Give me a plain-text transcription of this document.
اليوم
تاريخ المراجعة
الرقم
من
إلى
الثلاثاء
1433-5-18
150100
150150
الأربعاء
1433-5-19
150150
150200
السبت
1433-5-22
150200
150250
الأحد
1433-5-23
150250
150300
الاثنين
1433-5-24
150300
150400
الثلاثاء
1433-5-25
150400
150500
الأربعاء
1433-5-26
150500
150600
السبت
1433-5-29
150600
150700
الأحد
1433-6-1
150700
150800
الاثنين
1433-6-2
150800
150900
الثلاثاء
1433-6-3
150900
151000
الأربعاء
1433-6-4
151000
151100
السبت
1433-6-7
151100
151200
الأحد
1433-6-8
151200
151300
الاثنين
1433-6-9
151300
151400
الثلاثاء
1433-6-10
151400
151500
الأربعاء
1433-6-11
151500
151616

---*---

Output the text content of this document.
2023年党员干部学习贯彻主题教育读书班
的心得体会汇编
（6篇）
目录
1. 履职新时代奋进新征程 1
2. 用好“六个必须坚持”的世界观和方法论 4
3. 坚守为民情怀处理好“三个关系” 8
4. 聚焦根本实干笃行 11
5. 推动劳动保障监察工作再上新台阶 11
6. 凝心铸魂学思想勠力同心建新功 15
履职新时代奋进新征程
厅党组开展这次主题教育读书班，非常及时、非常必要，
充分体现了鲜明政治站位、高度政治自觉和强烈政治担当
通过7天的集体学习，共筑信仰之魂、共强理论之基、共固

---*---

Exercise requirements
Copy each line above that contains the string "document".

Worked solution
Give me a plain-text transcription of this document.
Output the text content of this document.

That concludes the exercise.